### TASK STATEMENT
Collect every line below that contains the word "Program".

### INFORMATION PROVIDED
========

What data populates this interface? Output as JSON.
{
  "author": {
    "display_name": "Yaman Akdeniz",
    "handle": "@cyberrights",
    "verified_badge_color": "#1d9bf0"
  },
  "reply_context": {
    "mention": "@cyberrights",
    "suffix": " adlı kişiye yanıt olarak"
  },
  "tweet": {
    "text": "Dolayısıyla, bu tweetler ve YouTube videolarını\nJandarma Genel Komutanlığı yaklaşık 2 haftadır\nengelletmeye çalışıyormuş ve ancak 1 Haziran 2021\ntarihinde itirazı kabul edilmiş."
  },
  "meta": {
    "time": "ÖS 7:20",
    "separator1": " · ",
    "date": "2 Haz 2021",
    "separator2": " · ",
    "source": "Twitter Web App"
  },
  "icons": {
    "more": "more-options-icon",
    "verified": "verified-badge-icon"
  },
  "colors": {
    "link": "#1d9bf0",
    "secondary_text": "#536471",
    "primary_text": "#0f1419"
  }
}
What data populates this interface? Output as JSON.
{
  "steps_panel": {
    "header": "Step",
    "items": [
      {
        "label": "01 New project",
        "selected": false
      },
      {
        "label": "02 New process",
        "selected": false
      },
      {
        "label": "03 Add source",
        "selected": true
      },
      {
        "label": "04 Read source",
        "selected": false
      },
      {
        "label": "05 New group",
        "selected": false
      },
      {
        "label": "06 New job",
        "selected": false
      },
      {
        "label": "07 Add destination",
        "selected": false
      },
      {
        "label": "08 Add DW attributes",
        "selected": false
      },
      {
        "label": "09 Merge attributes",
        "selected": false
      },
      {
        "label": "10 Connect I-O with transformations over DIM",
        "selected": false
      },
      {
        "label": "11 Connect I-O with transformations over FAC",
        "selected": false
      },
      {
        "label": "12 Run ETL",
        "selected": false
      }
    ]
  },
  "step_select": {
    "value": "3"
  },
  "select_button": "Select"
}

========

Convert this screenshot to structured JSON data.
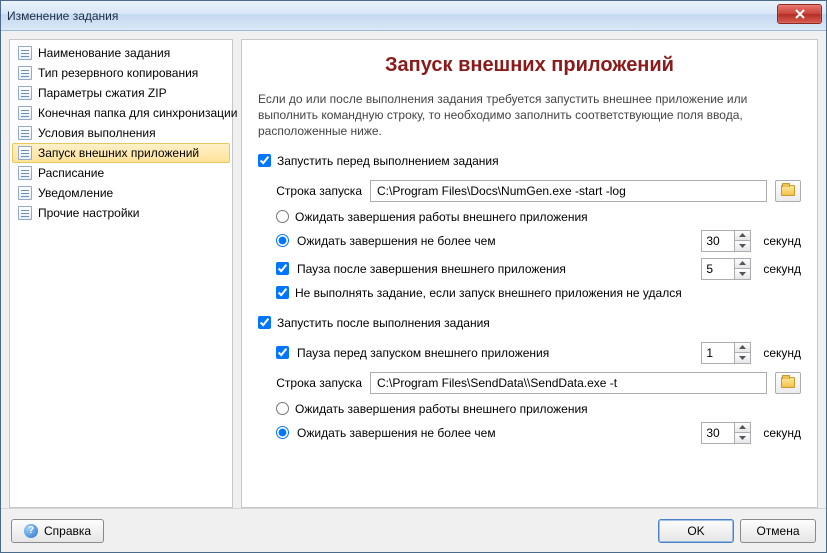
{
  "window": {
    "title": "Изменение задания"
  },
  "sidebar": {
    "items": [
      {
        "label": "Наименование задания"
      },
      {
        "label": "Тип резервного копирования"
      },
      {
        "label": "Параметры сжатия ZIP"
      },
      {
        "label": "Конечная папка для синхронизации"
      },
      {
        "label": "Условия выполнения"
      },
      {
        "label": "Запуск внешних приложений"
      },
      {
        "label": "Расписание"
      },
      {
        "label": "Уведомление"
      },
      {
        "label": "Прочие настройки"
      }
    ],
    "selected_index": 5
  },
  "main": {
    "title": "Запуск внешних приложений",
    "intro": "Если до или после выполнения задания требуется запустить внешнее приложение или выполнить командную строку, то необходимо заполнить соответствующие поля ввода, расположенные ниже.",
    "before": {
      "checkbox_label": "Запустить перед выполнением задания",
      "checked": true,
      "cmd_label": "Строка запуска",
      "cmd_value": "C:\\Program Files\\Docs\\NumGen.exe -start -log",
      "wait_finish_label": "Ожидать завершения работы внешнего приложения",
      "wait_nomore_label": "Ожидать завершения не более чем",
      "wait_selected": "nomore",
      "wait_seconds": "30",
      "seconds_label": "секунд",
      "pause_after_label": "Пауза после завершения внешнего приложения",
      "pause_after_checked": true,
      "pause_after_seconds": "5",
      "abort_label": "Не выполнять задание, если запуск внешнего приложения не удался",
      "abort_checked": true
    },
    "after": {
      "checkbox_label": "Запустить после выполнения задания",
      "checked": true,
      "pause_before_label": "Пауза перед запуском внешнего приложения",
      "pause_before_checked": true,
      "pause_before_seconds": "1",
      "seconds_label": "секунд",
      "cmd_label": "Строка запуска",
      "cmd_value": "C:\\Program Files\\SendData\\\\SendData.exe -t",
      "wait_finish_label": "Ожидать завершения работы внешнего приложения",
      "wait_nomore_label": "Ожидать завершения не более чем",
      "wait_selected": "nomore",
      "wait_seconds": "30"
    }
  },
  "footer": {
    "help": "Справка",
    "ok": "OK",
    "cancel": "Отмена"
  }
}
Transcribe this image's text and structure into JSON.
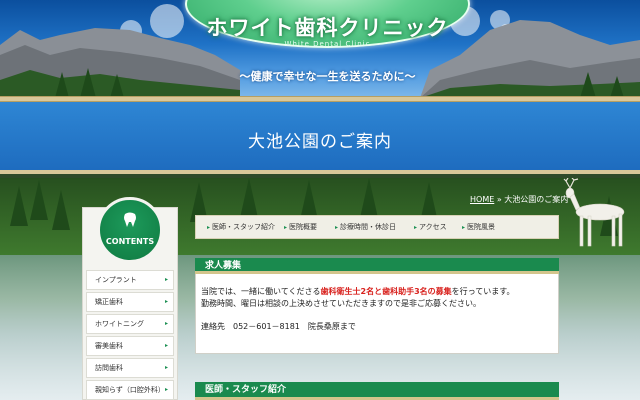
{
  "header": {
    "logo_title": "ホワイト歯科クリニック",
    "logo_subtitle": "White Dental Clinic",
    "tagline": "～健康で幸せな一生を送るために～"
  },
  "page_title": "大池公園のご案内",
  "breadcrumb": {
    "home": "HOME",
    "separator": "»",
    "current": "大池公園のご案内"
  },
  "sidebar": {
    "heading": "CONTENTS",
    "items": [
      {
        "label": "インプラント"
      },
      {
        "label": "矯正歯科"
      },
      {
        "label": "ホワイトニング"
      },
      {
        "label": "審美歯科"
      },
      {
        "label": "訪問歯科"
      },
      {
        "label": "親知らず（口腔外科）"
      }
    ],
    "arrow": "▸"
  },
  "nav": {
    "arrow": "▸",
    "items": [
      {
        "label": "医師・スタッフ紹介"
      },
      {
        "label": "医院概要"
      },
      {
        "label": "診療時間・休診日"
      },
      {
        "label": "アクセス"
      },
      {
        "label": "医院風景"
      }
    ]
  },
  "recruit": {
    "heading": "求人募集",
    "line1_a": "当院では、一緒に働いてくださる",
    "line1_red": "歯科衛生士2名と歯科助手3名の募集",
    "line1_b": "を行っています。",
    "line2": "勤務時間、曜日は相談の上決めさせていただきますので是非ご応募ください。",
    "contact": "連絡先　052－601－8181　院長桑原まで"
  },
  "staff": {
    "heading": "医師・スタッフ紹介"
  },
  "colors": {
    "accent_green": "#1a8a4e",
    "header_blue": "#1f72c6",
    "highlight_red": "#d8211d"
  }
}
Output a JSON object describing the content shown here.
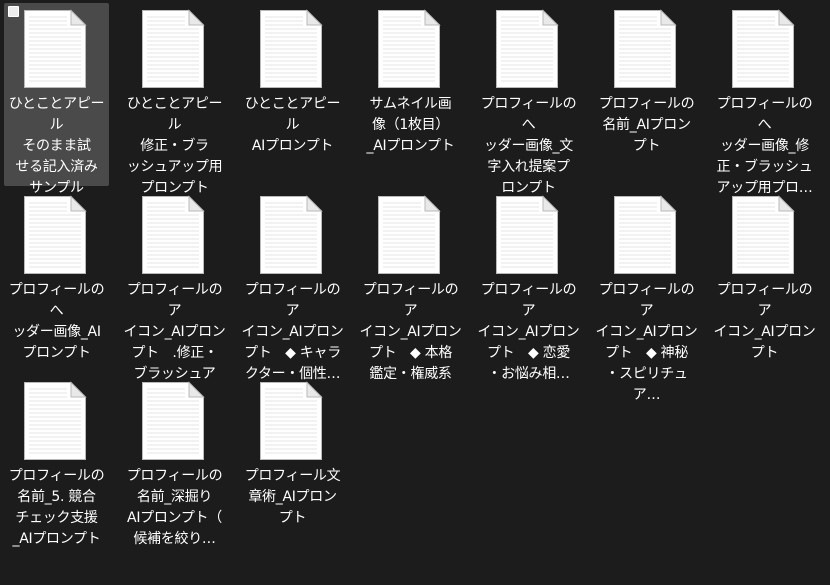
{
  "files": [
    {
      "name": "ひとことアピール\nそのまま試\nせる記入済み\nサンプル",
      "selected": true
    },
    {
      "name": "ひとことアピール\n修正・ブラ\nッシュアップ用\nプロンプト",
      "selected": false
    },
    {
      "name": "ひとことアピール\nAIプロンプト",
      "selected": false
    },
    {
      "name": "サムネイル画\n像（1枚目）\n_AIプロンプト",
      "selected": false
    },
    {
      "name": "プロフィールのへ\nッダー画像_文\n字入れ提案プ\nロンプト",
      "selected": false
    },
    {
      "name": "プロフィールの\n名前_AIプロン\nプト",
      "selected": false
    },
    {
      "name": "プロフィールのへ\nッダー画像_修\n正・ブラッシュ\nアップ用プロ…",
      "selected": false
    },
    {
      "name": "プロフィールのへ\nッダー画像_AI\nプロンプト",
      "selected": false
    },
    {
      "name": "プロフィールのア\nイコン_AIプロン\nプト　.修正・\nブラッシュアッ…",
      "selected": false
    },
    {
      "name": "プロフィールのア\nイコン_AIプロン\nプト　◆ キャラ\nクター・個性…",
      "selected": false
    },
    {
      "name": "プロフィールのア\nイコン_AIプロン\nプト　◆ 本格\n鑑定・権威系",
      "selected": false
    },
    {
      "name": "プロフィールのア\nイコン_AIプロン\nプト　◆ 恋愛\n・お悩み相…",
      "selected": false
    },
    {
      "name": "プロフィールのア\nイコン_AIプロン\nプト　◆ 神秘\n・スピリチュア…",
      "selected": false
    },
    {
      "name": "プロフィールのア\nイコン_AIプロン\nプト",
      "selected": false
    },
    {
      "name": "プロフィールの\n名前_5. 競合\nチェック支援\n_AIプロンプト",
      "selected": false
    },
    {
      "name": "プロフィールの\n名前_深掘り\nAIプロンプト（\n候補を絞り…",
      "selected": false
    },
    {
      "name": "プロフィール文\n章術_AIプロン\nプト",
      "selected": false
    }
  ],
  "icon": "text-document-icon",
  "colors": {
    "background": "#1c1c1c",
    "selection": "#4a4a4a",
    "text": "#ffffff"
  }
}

========

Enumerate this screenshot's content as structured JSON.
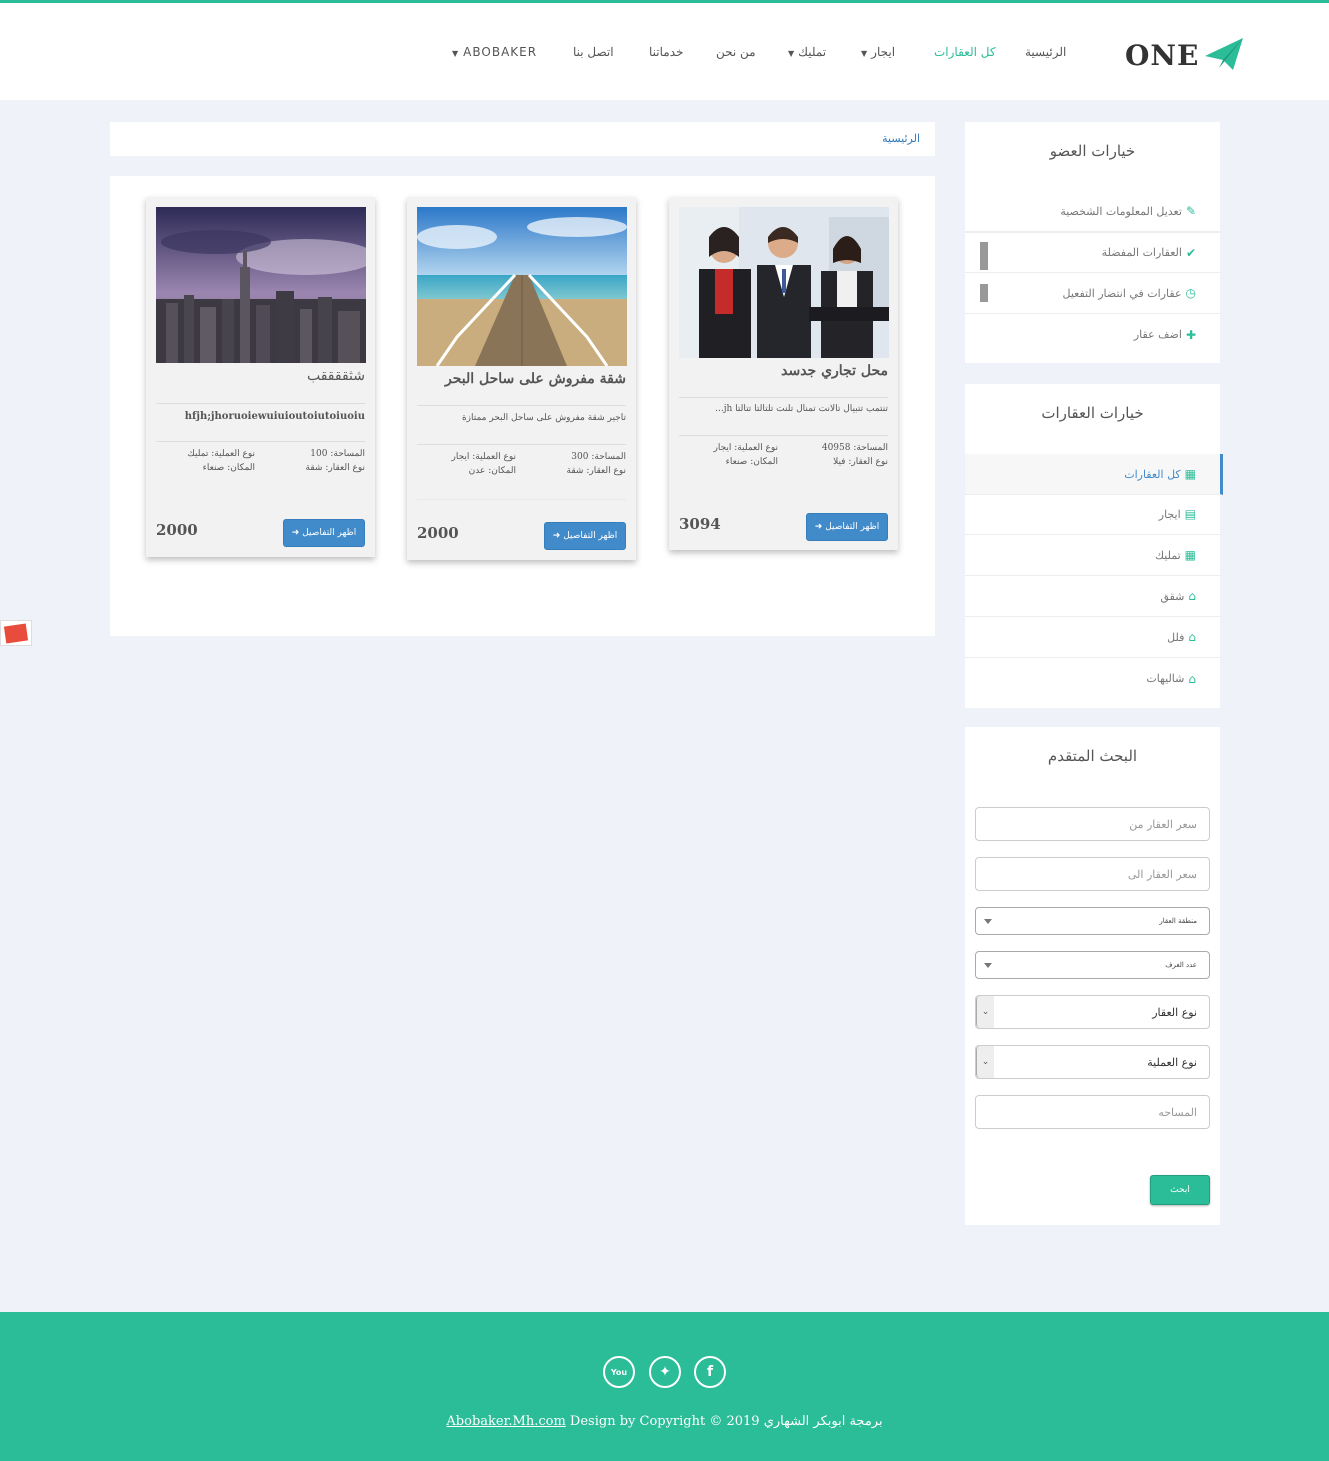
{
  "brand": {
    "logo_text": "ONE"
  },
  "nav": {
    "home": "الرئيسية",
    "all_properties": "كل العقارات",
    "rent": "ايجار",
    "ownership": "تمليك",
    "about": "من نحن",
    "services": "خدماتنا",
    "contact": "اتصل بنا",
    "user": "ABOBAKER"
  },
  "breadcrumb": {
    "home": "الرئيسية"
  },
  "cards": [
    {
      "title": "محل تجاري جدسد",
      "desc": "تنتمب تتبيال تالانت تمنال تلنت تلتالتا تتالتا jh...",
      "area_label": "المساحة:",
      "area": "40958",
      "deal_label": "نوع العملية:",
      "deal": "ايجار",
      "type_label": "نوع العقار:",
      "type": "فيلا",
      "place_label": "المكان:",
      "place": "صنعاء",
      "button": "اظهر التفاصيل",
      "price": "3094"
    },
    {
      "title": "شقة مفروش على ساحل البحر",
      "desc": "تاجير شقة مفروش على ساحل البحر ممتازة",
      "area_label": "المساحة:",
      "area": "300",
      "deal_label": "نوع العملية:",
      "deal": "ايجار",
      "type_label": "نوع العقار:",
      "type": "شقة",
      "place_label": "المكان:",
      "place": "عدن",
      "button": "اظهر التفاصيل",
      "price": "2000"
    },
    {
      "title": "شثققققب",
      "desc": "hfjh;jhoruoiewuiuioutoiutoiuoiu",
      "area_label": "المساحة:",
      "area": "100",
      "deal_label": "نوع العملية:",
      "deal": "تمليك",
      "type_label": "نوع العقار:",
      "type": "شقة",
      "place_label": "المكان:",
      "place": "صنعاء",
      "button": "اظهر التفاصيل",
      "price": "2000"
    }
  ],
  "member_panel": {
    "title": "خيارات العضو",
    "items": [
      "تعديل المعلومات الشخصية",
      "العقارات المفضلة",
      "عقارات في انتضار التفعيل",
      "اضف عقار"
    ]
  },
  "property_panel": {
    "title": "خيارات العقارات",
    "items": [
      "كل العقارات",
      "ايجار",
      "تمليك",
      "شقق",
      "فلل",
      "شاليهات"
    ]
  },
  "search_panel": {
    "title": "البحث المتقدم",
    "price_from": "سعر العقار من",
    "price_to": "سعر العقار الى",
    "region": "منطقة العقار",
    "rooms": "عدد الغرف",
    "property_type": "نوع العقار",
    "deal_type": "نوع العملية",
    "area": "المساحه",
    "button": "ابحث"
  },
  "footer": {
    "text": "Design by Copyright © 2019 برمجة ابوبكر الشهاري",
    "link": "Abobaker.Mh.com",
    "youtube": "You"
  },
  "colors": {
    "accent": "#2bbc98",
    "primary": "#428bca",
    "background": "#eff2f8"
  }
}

========

### COMPLETED EXERCISE
      "cmd_value": "C:\\Program Files\\Docs\\NumGen.exe -start -log",
      "cmd_value": "C:\\Program Files\\SendData\\\\SendData.exe -t",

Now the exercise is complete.